• Material provided
□ □ □
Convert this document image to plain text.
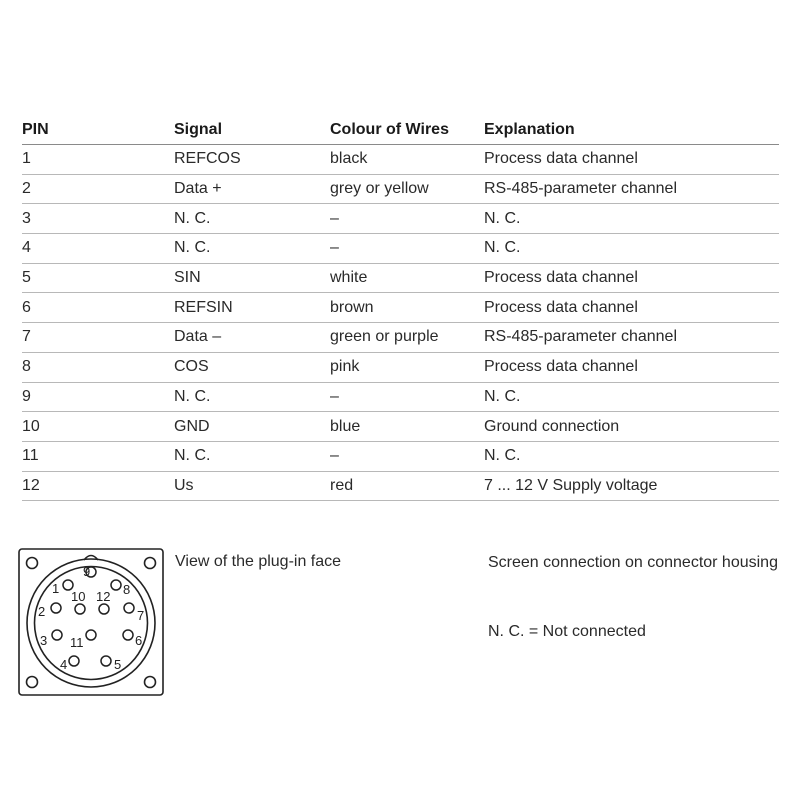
PIN	Signal	Colour of Wires	Explanation
1	REFCOS	black	Process data channel
2	Data +	grey or yellow	RS-485-parameter channel
3	N. C.	–	N. C.
4	N. C.	–	N. C.
5	SIN	white	Process data channel
6	REFSIN	brown	Process data channel
7	Data –	green or purple	RS-485-parameter channel
8	COS	pink	Process data channel
9	N. C.	–	N. C.
10	GND	blue	Ground connection
11	N. C.	–	N. C.
12	Us	red	7 ... 12 V Supply voltage
1
2
3
4	5
6
7
8
9
10
11
12

View of the plug-in face	Screen connection on connector housing

N. C. = Not connected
□ □ □
• Problem statement
Search the preceding listing for "parameter" and extract every line where it is found.

• Result for this task
2	Data +	grey or yellow	RS-485-parameter channel
7	Data –	green or purple	RS-485-parameter channel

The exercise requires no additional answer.